Task to carry out
Search the data for the string "ylabel" and extract every line where it appears.

Supplied material

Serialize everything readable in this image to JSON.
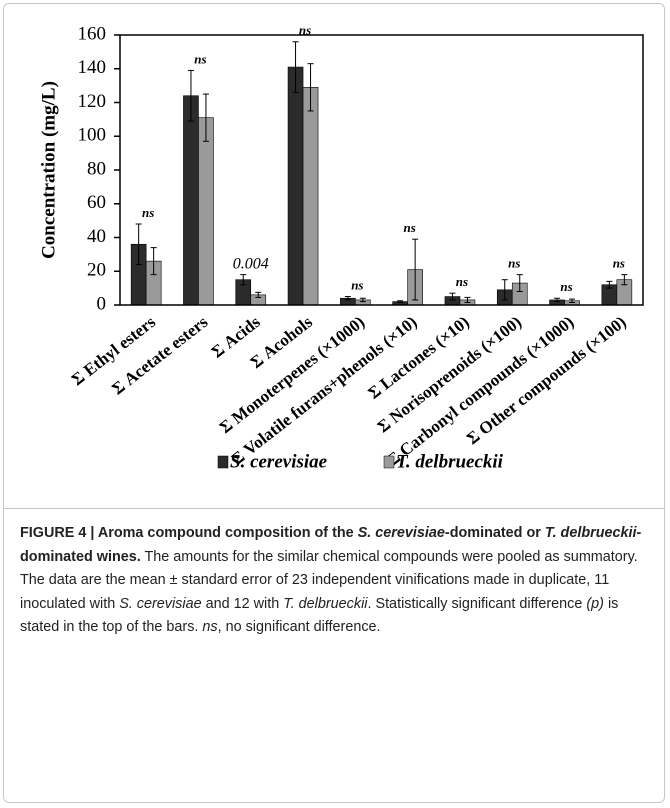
{
  "chart_data": {
    "type": "bar",
    "ylabel": "Concentration (mg/L)",
    "categories": [
      "Σ Ethyl esters",
      "Σ Acetate esters",
      "Σ Acids",
      "Σ Acohols",
      "Σ Monoterpenes (×1000)",
      "Σ Volatile furans+phenols (×10)",
      "Σ Lactones (×10)",
      "Σ Norisoprenoids (×100)",
      "Σ Carbonyl compounds (×1000)",
      "Σ Other compounds  (×100)"
    ],
    "series": [
      {
        "name": "S. cerevisiae",
        "color": "#2b2b2b",
        "values": [
          36,
          124,
          15,
          141,
          4,
          2,
          5,
          9,
          3,
          12
        ],
        "errors": [
          12,
          15,
          3,
          15,
          1,
          0.5,
          2,
          6,
          1,
          2
        ]
      },
      {
        "name": "T. delbrueckii",
        "color": "#9a9a9a",
        "values": [
          26,
          111,
          6,
          129,
          3,
          21,
          3,
          13,
          2.5,
          15
        ],
        "errors": [
          8,
          14,
          1.5,
          14,
          1,
          18,
          1.5,
          5,
          1,
          3
        ]
      }
    ],
    "annotations": [
      "ns",
      "ns",
      "0.004",
      "ns",
      "ns",
      "ns",
      "ns",
      "ns",
      "ns",
      "ns"
    ],
    "ylim": [
      0,
      160
    ],
    "yticks": [
      0,
      20,
      40,
      60,
      80,
      100,
      120,
      140,
      160
    ]
  },
  "caption": {
    "title": [
      "FIGURE 4 | Aroma compound composition of the ",
      "S. cerevisiae",
      "-dominated or ",
      "T. delbrueckii",
      "-dominated wines."
    ],
    "body": [
      " The amounts for the similar chemical compounds were pooled as summatory. The data are the mean ± standard error of 23 independent vinifications made in duplicate, 11 inoculated with ",
      "S. cerevisiae",
      " and 12 with ",
      "T. delbrueckii",
      ". Statistically significant difference ",
      "(p)",
      " is stated in the top of the bars. ",
      "ns",
      ", no significant difference."
    ]
  }
}
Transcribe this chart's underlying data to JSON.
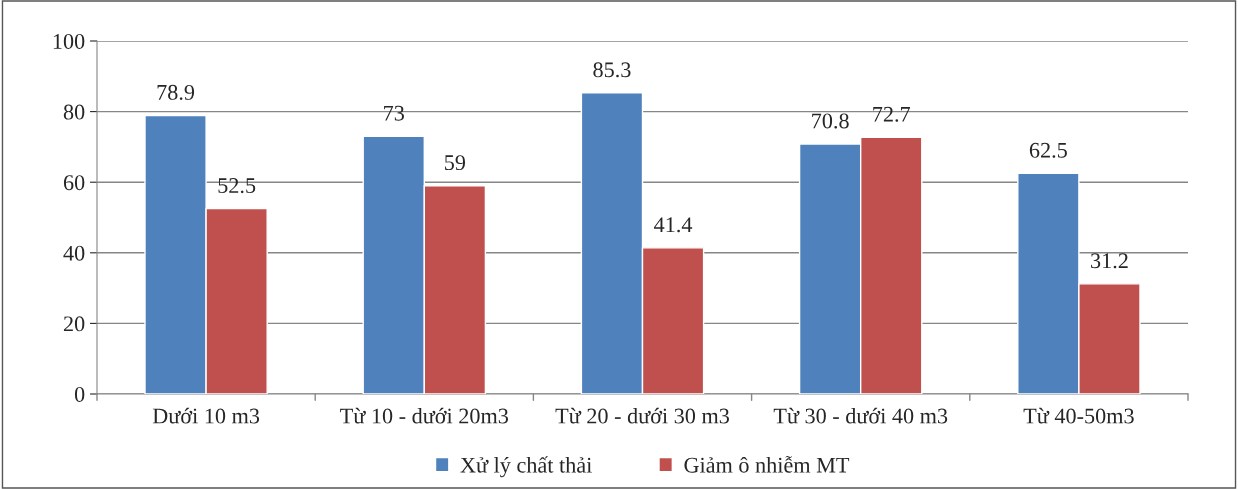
{
  "chart_data": {
    "type": "bar",
    "categories": [
      "Dưới 10 m3",
      "Từ 10 - dưới 20m3",
      "Từ 20 - dưới 30 m3",
      "Từ 30 - dưới 40 m3",
      "Từ 40-50m3"
    ],
    "series": [
      {
        "name": "Xử lý chất thải",
        "color": "#4f81bd",
        "values": [
          78.9,
          73,
          85.3,
          70.8,
          62.5
        ]
      },
      {
        "name": "Giảm ô nhiễm MT",
        "color": "#c0504d",
        "values": [
          52.5,
          59,
          41.4,
          72.7,
          31.2
        ]
      }
    ],
    "ylim": [
      0,
      100
    ],
    "yticks": [
      0,
      20,
      40,
      60,
      80,
      100
    ],
    "grid": "y",
    "legend": "bottom",
    "data_labels": true
  }
}
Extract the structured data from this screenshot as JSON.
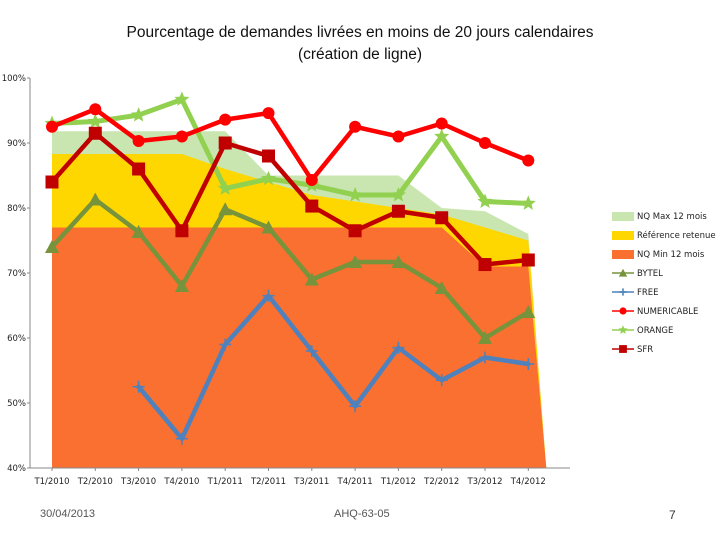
{
  "chart_data": {
    "type": "line",
    "title_lines": [
      "Pourcentage de demandes livrées en moins de 20 jours calendaires",
      "(création de ligne)"
    ],
    "categories": [
      "T1/2010",
      "T2/2010",
      "T3/2010",
      "T4/2010",
      "T1/2011",
      "T2/2011",
      "T3/2011",
      "T4/2011",
      "T1/2012",
      "T2/2012",
      "T3/2012",
      "T4/2012"
    ],
    "ylim": [
      40,
      100
    ],
    "yticks": [
      40,
      50,
      60,
      70,
      80,
      90,
      100
    ],
    "ytick_labels": [
      "40%",
      "50%",
      "60%",
      "70%",
      "80%",
      "90%",
      "100%"
    ],
    "grid": false,
    "legend_position": "right",
    "series": [
      {
        "name": "NQ Max 12 mois",
        "kind": "area",
        "color": "#c9e6b1",
        "values": [
          91.8,
          91.8,
          91.8,
          91.8,
          91.8,
          85,
          85,
          85,
          85,
          80,
          79.5,
          76
        ]
      },
      {
        "name": "Référence retenue",
        "kind": "area",
        "color": "#ffd700",
        "values": [
          88.3,
          88.3,
          88.3,
          88.3,
          86,
          84,
          82,
          81,
          80,
          79,
          77,
          75
        ]
      },
      {
        "name": "NQ Min 12 mois",
        "kind": "area",
        "color": "#f97030",
        "values": [
          77,
          77,
          77,
          77,
          77,
          77,
          77,
          77,
          77,
          77,
          71,
          71
        ]
      },
      {
        "name": "BYTEL",
        "kind": "line",
        "marker": "triangle",
        "color": "#77933c",
        "values": [
          74,
          81.3,
          76.3,
          68,
          79.8,
          77,
          69,
          71.7,
          71.7,
          67.7,
          60,
          64
        ]
      },
      {
        "name": "FREE",
        "kind": "line",
        "marker": "plus",
        "color": "#4f81bd",
        "values": [
          null,
          null,
          52.5,
          44.5,
          59,
          66.5,
          58,
          49.5,
          58.5,
          53.5,
          57,
          56
        ]
      },
      {
        "name": "NUMERICABLE",
        "kind": "line",
        "marker": "circle",
        "color": "#ff0000",
        "values": [
          92.5,
          95.2,
          90.3,
          91,
          93.6,
          94.6,
          84.3,
          92.5,
          91,
          93,
          90,
          87.3
        ]
      },
      {
        "name": "ORANGE",
        "kind": "line",
        "marker": "star",
        "color": "#92d050",
        "values": [
          93,
          93.3,
          94.3,
          96.7,
          83,
          84.5,
          83.5,
          82,
          82,
          91,
          81,
          80.7
        ]
      },
      {
        "name": "SFR",
        "kind": "line",
        "marker": "square",
        "color": "#c00000",
        "values": [
          84,
          91.5,
          86,
          76.5,
          90,
          88,
          80.3,
          76.5,
          79.5,
          78.5,
          71.3,
          72
        ]
      }
    ]
  },
  "footer": {
    "date": "30/04/2013",
    "reference": "AHQ-63-05",
    "page": "7"
  }
}
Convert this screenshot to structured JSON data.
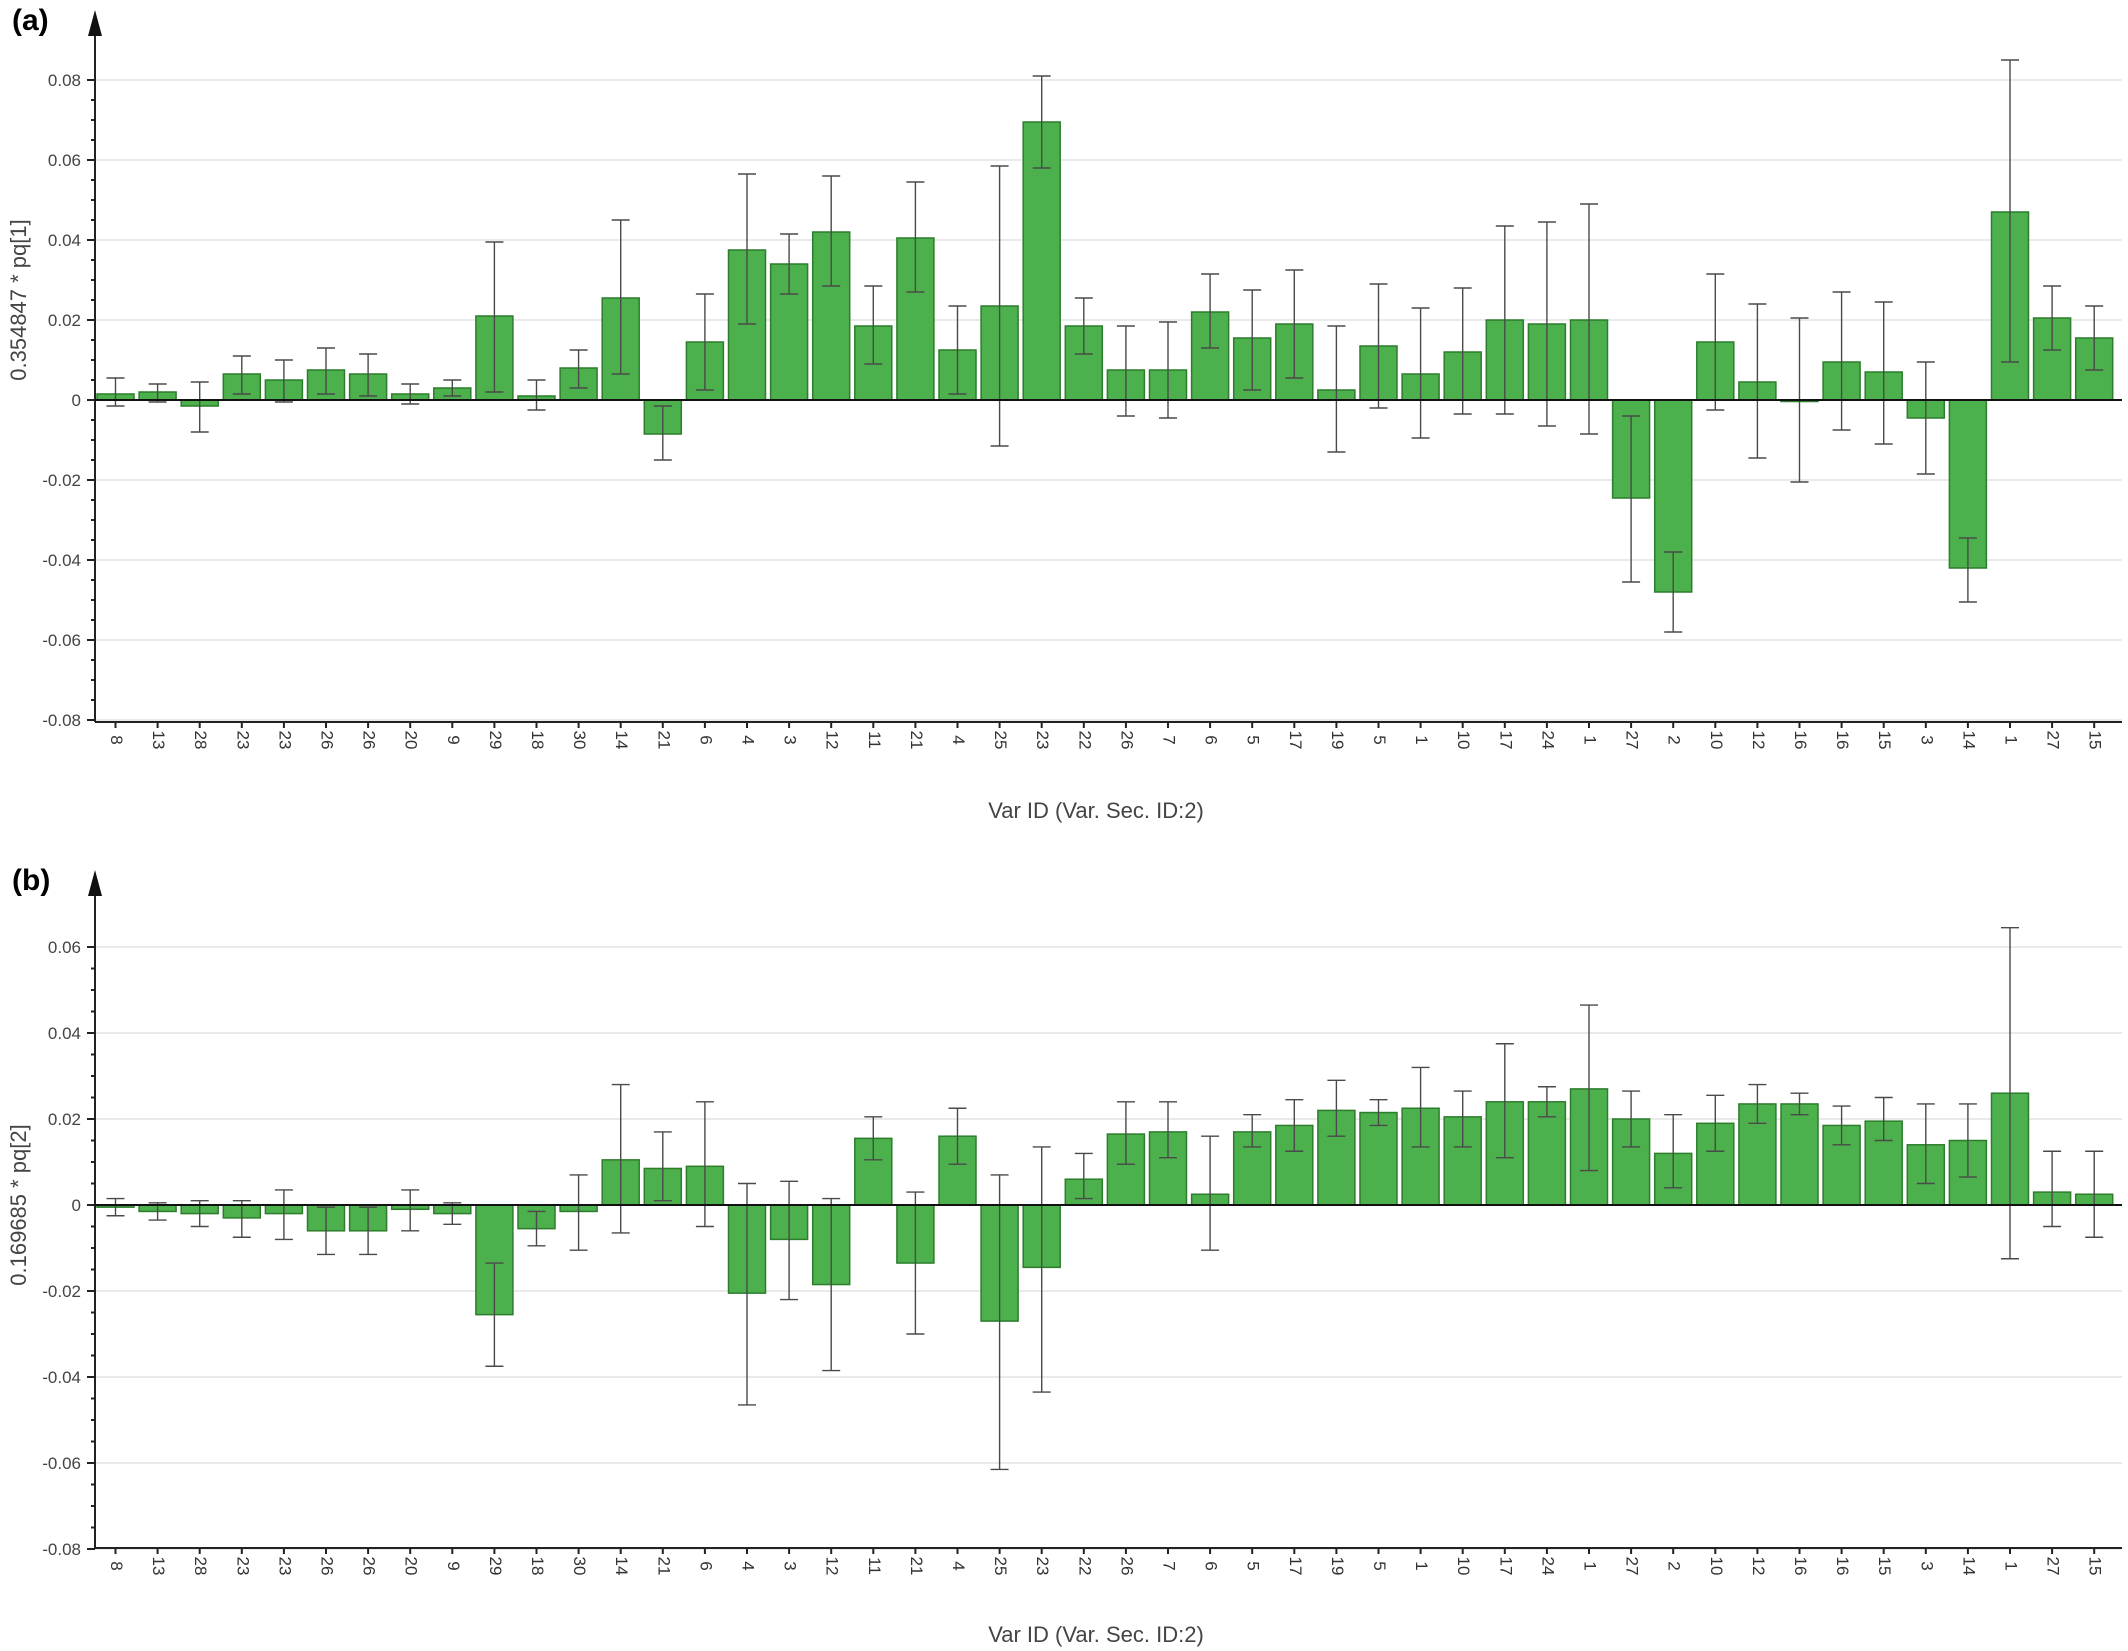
{
  "colors": {
    "bar": "#4cb04c",
    "bar_edge": "#2d7d2d",
    "error_bar": "#4a4a4a",
    "grid": "#e3e3e3"
  },
  "chart_data": [
    {
      "type": "bar",
      "panel_label": "(a)",
      "ylabel": "0.354847 * pq[1]",
      "xlabel": "Var ID (Var. Sec. ID:2)",
      "ylim": [
        -0.08,
        0.08
      ],
      "yticks": [
        "-0.08",
        "-0.06",
        "-0.04",
        "-0.02",
        "0",
        "0.02",
        "0.04",
        "0.06",
        "0.08"
      ],
      "ytick_values": [
        -0.08,
        -0.06,
        -0.04,
        -0.02,
        0,
        0.02,
        0.04,
        0.06,
        0.08
      ],
      "grid": true,
      "error_bars": true,
      "categories": [
        "8",
        "13",
        "28",
        "23",
        "23",
        "26",
        "26",
        "20",
        "9",
        "29",
        "18",
        "30",
        "14",
        "21",
        "6",
        "4",
        "3",
        "12",
        "11",
        "21",
        "4",
        "25",
        "23",
        "22",
        "26",
        "7",
        "6",
        "5",
        "17",
        "19",
        "5",
        "1",
        "10",
        "17",
        "24",
        "1",
        "27",
        "2",
        "10",
        "12",
        "16",
        "16",
        "15",
        "3",
        "14",
        "1",
        "27",
        "15"
      ],
      "values": [
        0.0015,
        0.002,
        -0.0015,
        0.0065,
        0.005,
        0.0075,
        0.0065,
        0.0015,
        0.003,
        0.021,
        0.001,
        0.008,
        0.0255,
        -0.0085,
        0.0145,
        0.0375,
        0.034,
        0.042,
        0.0185,
        0.0405,
        0.0125,
        0.0235,
        0.0695,
        0.0185,
        0.0075,
        0.0075,
        0.022,
        0.0155,
        0.019,
        0.0025,
        0.0135,
        0.0065,
        0.012,
        0.02,
        0.019,
        0.02,
        -0.0245,
        -0.048,
        0.0145,
        0.0045,
        0.0,
        0.0095,
        0.007,
        -0.0045,
        -0.042,
        0.047,
        0.0205,
        0.0155
      ],
      "err_low": [
        -0.0015,
        -0.0005,
        -0.008,
        0.0015,
        -0.0005,
        0.0015,
        0.001,
        -0.001,
        0.001,
        0.002,
        -0.0025,
        0.003,
        0.0065,
        -0.015,
        0.0025,
        0.019,
        0.0265,
        0.0285,
        0.009,
        0.027,
        0.0015,
        -0.0115,
        0.058,
        0.0115,
        -0.004,
        -0.0045,
        0.013,
        0.0025,
        0.0055,
        -0.013,
        -0.002,
        -0.0095,
        -0.0035,
        -0.0035,
        -0.0065,
        -0.0085,
        -0.0455,
        -0.058,
        -0.0025,
        -0.0145,
        -0.0205,
        -0.0075,
        -0.011,
        -0.0185,
        -0.0505,
        0.0095,
        0.0125,
        0.0075
      ],
      "err_high": [
        0.0055,
        0.004,
        0.0045,
        0.011,
        0.01,
        0.013,
        0.0115,
        0.004,
        0.005,
        0.0395,
        0.005,
        0.0125,
        0.045,
        -0.0015,
        0.0265,
        0.0565,
        0.0415,
        0.056,
        0.0285,
        0.0545,
        0.0235,
        0.0585,
        0.081,
        0.0255,
        0.0185,
        0.0195,
        0.0315,
        0.0275,
        0.0325,
        0.0185,
        0.029,
        0.023,
        0.028,
        0.0435,
        0.0445,
        0.049,
        -0.004,
        -0.038,
        0.0315,
        0.024,
        0.0205,
        0.027,
        0.0245,
        0.0095,
        -0.0345,
        0.085,
        0.0285,
        0.0235
      ]
    },
    {
      "type": "bar",
      "panel_label": "(b)",
      "ylabel": "0.169685 * pq[2]",
      "xlabel": "Var ID (Var. Sec. ID:2)",
      "ylim": [
        -0.08,
        0.07
      ],
      "yticks": [
        "-0.08",
        "-0.06",
        "-0.04",
        "-0.02",
        "0",
        "0.02",
        "0.04",
        "0.06"
      ],
      "ytick_values": [
        -0.08,
        -0.06,
        -0.04,
        -0.02,
        0,
        0.02,
        0.04,
        0.06
      ],
      "grid": true,
      "error_bars": true,
      "categories": [
        "8",
        "13",
        "28",
        "23",
        "23",
        "26",
        "26",
        "20",
        "9",
        "29",
        "18",
        "30",
        "14",
        "21",
        "6",
        "4",
        "3",
        "12",
        "11",
        "21",
        "4",
        "25",
        "23",
        "22",
        "26",
        "7",
        "6",
        "5",
        "17",
        "19",
        "5",
        "1",
        "10",
        "17",
        "24",
        "1",
        "27",
        "2",
        "10",
        "12",
        "16",
        "16",
        "15",
        "3",
        "14",
        "1",
        "27",
        "15"
      ],
      "values": [
        -0.0005,
        -0.0015,
        -0.002,
        -0.003,
        -0.002,
        -0.006,
        -0.006,
        -0.001,
        -0.002,
        -0.0255,
        -0.0055,
        -0.0015,
        0.0105,
        0.0085,
        0.009,
        -0.0205,
        -0.008,
        -0.0185,
        0.0155,
        -0.0135,
        0.016,
        -0.027,
        -0.0145,
        0.006,
        0.0165,
        0.017,
        0.0025,
        0.017,
        0.0185,
        0.022,
        0.0215,
        0.0225,
        0.0205,
        0.024,
        0.024,
        0.027,
        0.02,
        0.012,
        0.019,
        0.0235,
        0.0235,
        0.0185,
        0.0195,
        0.014,
        0.015,
        0.026,
        0.003,
        0.0025
      ],
      "err_low": [
        -0.0025,
        -0.0035,
        -0.005,
        -0.0075,
        -0.008,
        -0.0115,
        -0.0115,
        -0.006,
        -0.0045,
        -0.0375,
        -0.0095,
        -0.0105,
        -0.0065,
        0.001,
        -0.005,
        -0.0465,
        -0.022,
        -0.0385,
        0.0105,
        -0.03,
        0.0095,
        -0.0615,
        -0.0435,
        0.0015,
        0.0095,
        0.011,
        -0.0105,
        0.0135,
        0.0125,
        0.016,
        0.0185,
        0.0135,
        0.0135,
        0.011,
        0.0205,
        0.008,
        0.0135,
        0.004,
        0.0125,
        0.019,
        0.021,
        0.014,
        0.015,
        0.005,
        0.0065,
        -0.0125,
        -0.005,
        -0.0075
      ],
      "err_high": [
        0.0015,
        0.0005,
        0.001,
        0.001,
        0.0035,
        -0.0005,
        -0.0005,
        0.0035,
        0.0005,
        -0.0135,
        -0.0015,
        0.007,
        0.028,
        0.017,
        0.024,
        0.005,
        0.0055,
        0.0015,
        0.0205,
        0.003,
        0.0225,
        0.007,
        0.0135,
        0.012,
        0.024,
        0.024,
        0.016,
        0.021,
        0.0245,
        0.029,
        0.0245,
        0.032,
        0.0265,
        0.0375,
        0.0275,
        0.0465,
        0.0265,
        0.021,
        0.0255,
        0.028,
        0.026,
        0.023,
        0.025,
        0.0235,
        0.0235,
        0.0645,
        0.0125,
        0.0125
      ]
    }
  ]
}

Output for this task
    "ylabel": "Concentration (mg/L)",
      "ylabel": "0.354847 * pq[1]",
      "ylabel": "0.169685 * pq[2]",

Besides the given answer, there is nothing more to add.